=== Exercise ===
Search the data for the word "total". Reproduce every line where it is found.

>> BEGIN

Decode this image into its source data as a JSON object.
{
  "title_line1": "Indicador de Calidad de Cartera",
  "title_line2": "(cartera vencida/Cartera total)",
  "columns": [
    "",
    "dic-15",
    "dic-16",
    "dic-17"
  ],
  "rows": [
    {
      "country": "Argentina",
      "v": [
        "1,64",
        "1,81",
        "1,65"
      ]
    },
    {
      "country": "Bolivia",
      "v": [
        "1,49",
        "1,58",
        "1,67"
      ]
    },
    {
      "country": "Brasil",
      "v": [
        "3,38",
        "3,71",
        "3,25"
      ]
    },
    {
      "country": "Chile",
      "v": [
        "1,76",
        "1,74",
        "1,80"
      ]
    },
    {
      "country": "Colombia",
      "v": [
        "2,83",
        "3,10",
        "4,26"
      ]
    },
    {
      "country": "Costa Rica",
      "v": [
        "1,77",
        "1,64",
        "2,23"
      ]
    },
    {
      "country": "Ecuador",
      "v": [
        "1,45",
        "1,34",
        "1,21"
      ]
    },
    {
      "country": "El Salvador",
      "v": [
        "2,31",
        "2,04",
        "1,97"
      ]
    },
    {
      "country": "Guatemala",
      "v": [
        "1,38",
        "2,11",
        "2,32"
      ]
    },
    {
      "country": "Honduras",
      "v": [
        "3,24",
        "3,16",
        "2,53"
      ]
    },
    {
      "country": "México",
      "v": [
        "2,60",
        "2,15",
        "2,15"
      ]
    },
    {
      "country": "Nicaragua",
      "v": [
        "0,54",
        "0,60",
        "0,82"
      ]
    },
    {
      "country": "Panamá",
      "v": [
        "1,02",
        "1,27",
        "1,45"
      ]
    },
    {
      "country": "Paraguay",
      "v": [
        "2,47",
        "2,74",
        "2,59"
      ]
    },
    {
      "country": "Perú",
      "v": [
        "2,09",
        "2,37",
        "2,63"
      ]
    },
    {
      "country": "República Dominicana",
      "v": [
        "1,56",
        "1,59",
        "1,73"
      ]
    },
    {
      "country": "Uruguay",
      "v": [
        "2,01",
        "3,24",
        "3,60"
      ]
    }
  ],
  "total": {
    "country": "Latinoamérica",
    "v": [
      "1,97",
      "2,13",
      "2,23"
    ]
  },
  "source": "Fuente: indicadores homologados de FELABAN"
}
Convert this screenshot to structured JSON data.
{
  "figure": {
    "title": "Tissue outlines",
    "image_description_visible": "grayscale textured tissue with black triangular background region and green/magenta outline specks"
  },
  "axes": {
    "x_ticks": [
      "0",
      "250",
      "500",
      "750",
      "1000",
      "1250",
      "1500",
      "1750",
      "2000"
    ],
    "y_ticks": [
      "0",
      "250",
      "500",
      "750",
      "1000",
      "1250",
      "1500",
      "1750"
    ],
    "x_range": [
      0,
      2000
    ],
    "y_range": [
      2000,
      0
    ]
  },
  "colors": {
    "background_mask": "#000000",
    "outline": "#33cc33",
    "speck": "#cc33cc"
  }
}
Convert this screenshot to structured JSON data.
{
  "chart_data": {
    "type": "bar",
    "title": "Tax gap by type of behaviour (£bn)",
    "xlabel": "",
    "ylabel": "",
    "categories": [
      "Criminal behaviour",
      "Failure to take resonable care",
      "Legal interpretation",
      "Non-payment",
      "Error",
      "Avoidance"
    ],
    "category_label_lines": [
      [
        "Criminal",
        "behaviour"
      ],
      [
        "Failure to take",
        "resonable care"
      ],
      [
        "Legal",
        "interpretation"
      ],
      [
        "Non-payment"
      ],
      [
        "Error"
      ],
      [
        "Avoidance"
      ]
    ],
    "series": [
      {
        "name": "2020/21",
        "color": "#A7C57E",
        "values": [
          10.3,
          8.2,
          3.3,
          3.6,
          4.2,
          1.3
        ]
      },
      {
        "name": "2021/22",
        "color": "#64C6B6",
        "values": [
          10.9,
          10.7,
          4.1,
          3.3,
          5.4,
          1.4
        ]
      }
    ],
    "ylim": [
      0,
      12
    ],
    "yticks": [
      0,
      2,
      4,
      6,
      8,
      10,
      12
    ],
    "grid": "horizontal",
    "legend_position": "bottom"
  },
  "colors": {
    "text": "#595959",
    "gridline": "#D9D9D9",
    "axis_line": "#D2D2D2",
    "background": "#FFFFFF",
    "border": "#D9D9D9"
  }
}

>> END

=== Output for this task ===
  "title_line2": "(cartera vencida/Cartera total)",
  "total": {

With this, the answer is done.